## [STATED GOAL]
Quote, verbatim, all material below, without pictures.

## [GIVEN INFORMATION]
═══

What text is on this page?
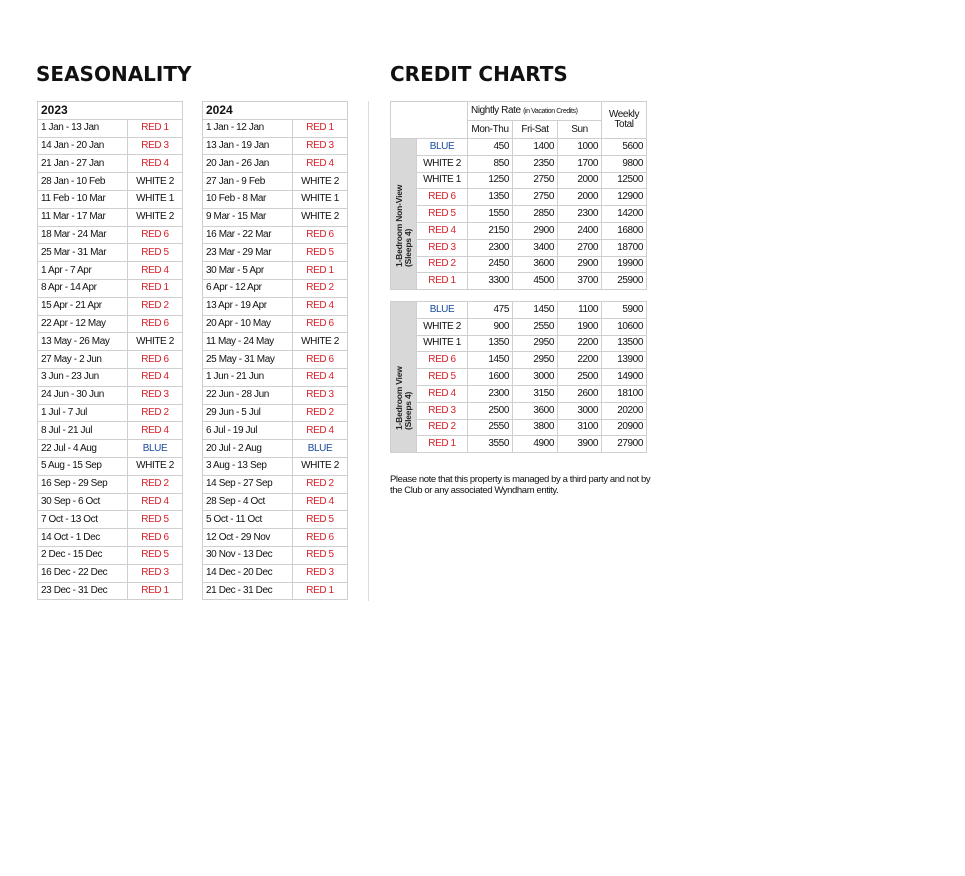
SEASONALITY	CREDIT CHARTS
2023	
1 Jan - 13 Jan	RED 1
14 Jan - 20 Jan	RED 3
21 Jan - 27 Jan	RED 4
28 Jan - 10 Feb	WHITE 2
11 Feb - 10 Mar	WHITE 1
11 Mar - 17 Mar	WHITE 2
18 Mar - 24 Mar	RED 6
25 Mar - 31 Mar	RED 5
1 Apr - 7 Apr	RED 4
8 Apr - 14 Apr	RED 1
15 Apr - 21 Apr	RED 2
22 Apr - 12 May	RED 6
13 May - 26 May	WHITE 2
27 May - 2 Jun	RED 6
3 Jun - 23 Jun	RED 4
24 Jun - 30 Jun	RED 3
1 Jul - 7 Jul	RED 2
8 Jul - 21 Jul	RED 4
22 Jul - 4 Aug	BLUE
5 Aug - 15 Sep	WHITE 2
16 Sep - 29 Sep	RED 2
30 Sep - 6 Oct	RED 4
7 Oct - 13 Oct	RED 5
14 Oct - 1 Dec	RED 6
2 Dec - 15 Dec	RED 5
16 Dec - 22 Dec	RED 3
23 Dec - 31 Dec	RED 1
2024	
1 Jan - 12 Jan	RED 1
13 Jan - 19 Jan	RED 3
20 Jan - 26 Jan	RED 4
27 Jan - 9 Feb	WHITE 2
10 Feb - 8 Mar	WHITE 1
9 Mar - 15 Mar	WHITE 2
16 Mar - 22 Mar	RED 6
23 Mar - 29 Mar	RED 5
30 Mar - 5 Apr	RED 1
6 Apr - 12 Apr	RED 2
13 Apr - 19 Apr	RED 4
20 Apr - 10 May	RED 6
11 May - 24 May	WHITE 2
25 May - 31 May	RED 6
1 Jun - 21 Jun	RED 4
22 Jun - 28 Jun	RED 3
29 Jun - 5 Jul	RED 2
6 Jul - 19 Jul	RED 4
20 Jul - 2 Aug	BLUE
3 Aug - 13 Sep	WHITE 2
14 Sep - 27 Sep	RED 2
28 Sep - 4 Oct	RED 4
5 Oct - 11 Oct	RED 5
12 Oct - 29 Nov	RED 6
30 Nov - 13 Dec	RED 5
14 Dec - 20 Dec	RED 3
21 Dec - 31 Dec	RED 1
		Nightly Rate (in Vacation Credits)			Weekly
Total
		Mon-Thu	Fri-Sat	Sun	

1-Bedroom Non-View
(Sleeps 4)	BLUE	450	1400	1000	5600
	WHITE 2	850	2350	1700	9800
	WHITE 1	1250	2750	2000	12500
	RED 6	1350	2750	2000	12900
	RED 5	1550	2850	2300	14200
	RED 4	2150	2900	2400	16800
	RED 3	2300	3400	2700	18700
	RED 2	2450	3600	2900	19900
	RED 1	3300	4500	3700	25900
1-Bedroom View
(Sleeps 4)	BLUE	475	1450	1100	5900
	WHITE 2	900	2550	1900	10600
	WHITE 1	1350	2950	2200	13500
	RED 6	1450	2950	2200	13900
	RED 5	1600	3000	2500	14900
	RED 4	2300	3150	2600	18100
	RED 3	2500	3600	3000	20200
	RED 2	2550	3800	3100	20900
	RED 1	3550	4900	3900	27900

Please note that this property is managed by a third party and not by the Club or any associated Wyndham entity.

═══

## [TASK RESULT]
What text is on this page?
SEASONALITY	CREDIT CHARTS
2023	
1 Jan - 13 Jan	RED 1
14 Jan - 20 Jan	RED 3
21 Jan - 27 Jan	RED 4
28 Jan - 10 Feb	WHITE 2
11 Feb - 10 Mar	WHITE 1
11 Mar - 17 Mar	WHITE 2
18 Mar - 24 Mar	RED 6
25 Mar - 31 Mar	RED 5
1 Apr - 7 Apr	RED 4
8 Apr - 14 Apr	RED 1
15 Apr - 21 Apr	RED 2
22 Apr - 12 May	RED 6
13 May - 26 May	WHITE 2
27 May - 2 Jun	RED 6
3 Jun - 23 Jun	RED 4
24 Jun - 30 Jun	RED 3
1 Jul - 7 Jul	RED 2
8 Jul - 21 Jul	RED 4
22 Jul - 4 Aug	BLUE
5 Aug - 15 Sep	WHITE 2
16 Sep - 29 Sep	RED 2
30 Sep - 6 Oct	RED 4
7 Oct - 13 Oct	RED 5
14 Oct - 1 Dec	RED 6
2 Dec - 15 Dec	RED 5
16 Dec - 22 Dec	RED 3
23 Dec - 31 Dec	RED 1
2024	
1 Jan - 12 Jan	RED 1
13 Jan - 19 Jan	RED 3
20 Jan - 26 Jan	RED 4
27 Jan - 9 Feb	WHITE 2
10 Feb - 8 Mar	WHITE 1
9 Mar - 15 Mar	WHITE 2
16 Mar - 22 Mar	RED 6
23 Mar - 29 Mar	RED 5
30 Mar - 5 Apr	RED 1
6 Apr - 12 Apr	RED 2
13 Apr - 19 Apr	RED 4
20 Apr - 10 May	RED 6
11 May - 24 May	WHITE 2
25 May - 31 May	RED 6
1 Jun - 21 Jun	RED 4
22 Jun - 28 Jun	RED 3
29 Jun - 5 Jul	RED 2
6 Jul - 19 Jul	RED 4
20 Jul - 2 Aug	BLUE
3 Aug - 13 Sep	WHITE 2
14 Sep - 27 Sep	RED 2
28 Sep - 4 Oct	RED 4
5 Oct - 11 Oct	RED 5
12 Oct - 29 Nov	RED 6
30 Nov - 13 Dec	RED 5
14 Dec - 20 Dec	RED 3
21 Dec - 31 Dec	RED 1
		Nightly Rate (in Vacation Credits)			Weekly
Total
		Mon-Thu	Fri-Sat	Sun	

1-Bedroom Non-View
(Sleeps 4)	BLUE	450	1400	1000	5600
	WHITE 2	850	2350	1700	9800
	WHITE 1	1250	2750	2000	12500
	RED 6	1350	2750	2000	12900
	RED 5	1550	2850	2300	14200
	RED 4	2150	2900	2400	16800
	RED 3	2300	3400	2700	18700
	RED 2	2450	3600	2900	19900
	RED 1	3300	4500	3700	25900
1-Bedroom View
(Sleeps 4)	BLUE	475	1450	1100	5900
	WHITE 2	900	2550	1900	10600
	WHITE 1	1350	2950	2200	13500
	RED 6	1450	2950	2200	13900
	RED 5	1600	3000	2500	14900
	RED 4	2300	3150	2600	18100
	RED 3	2500	3600	3000	20200
	RED 2	2550	3800	3100	20900
	RED 1	3550	4900	3900	27900

Please note that this property is managed by a third party and not by the Club or any associated Wyndham entity.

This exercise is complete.